Make an exact copy of all the data.

*** LISTED RECORDS

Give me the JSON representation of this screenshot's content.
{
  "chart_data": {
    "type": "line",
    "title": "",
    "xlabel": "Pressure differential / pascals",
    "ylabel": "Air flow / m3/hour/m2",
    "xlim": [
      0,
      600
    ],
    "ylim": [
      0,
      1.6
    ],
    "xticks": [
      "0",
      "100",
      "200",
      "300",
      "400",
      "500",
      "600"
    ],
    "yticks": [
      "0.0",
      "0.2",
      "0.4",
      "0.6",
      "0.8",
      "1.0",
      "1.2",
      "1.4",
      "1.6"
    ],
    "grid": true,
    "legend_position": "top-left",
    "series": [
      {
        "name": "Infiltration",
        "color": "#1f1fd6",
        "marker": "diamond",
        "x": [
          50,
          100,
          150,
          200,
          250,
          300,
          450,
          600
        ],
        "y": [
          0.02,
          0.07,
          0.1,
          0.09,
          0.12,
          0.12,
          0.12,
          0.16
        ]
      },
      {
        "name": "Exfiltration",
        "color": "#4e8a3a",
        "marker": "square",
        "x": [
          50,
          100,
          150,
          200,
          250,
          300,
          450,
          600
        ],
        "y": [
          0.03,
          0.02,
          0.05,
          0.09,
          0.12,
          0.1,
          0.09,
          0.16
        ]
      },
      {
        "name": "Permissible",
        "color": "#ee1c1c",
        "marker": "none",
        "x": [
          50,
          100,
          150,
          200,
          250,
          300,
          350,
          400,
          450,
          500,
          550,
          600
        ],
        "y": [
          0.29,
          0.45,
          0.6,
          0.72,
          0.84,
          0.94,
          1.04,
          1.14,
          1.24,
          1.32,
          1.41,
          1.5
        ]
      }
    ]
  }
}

******

THE SOLUTION ->
Give me the JSON representation of this screenshot's content.
{
  "chart_data": {
    "type": "line",
    "title": "",
    "xlabel": "Pressure differential / pascals",
    "ylabel": "Air flow / m3/hour/m2",
    "xlim": [
      0,
      600
    ],
    "ylim": [
      0,
      1.6
    ],
    "xticks": [
      "0",
      "100",
      "200",
      "300",
      "400",
      "500",
      "600"
    ],
    "yticks": [
      "0.0",
      "0.2",
      "0.4",
      "0.6",
      "0.8",
      "1.0",
      "1.2",
      "1.4",
      "1.6"
    ],
    "grid": true,
    "legend_position": "top-left",
    "series": [
      {
        "name": "Infiltration",
        "color": "#1f1fd6",
        "marker": "diamond",
        "x": [
          50,
          100,
          150,
          200,
          250,
          300,
          450,
          600
        ],
        "y": [
          0.02,
          0.07,
          0.1,
          0.09,
          0.12,
          0.12,
          0.12,
          0.16
        ]
      },
      {
        "name": "Exfiltration",
        "color": "#4e8a3a",
        "marker": "square",
        "x": [
          50,
          100,
          150,
          200,
          250,
          300,
          450,
          600
        ],
        "y": [
          0.03,
          0.02,
          0.05,
          0.09,
          0.12,
          0.1,
          0.09,
          0.16
        ]
      },
      {
        "name": "Permissible",
        "color": "#ee1c1c",
        "marker": "none",
        "x": [
          50,
          100,
          150,
          200,
          250,
          300,
          350,
          400,
          450,
          500,
          550,
          600
        ],
        "y": [
          0.29,
          0.45,
          0.6,
          0.72,
          0.84,
          0.94,
          1.04,
          1.14,
          1.24,
          1.32,
          1.41,
          1.5
        ]
      }
    ]
  }
}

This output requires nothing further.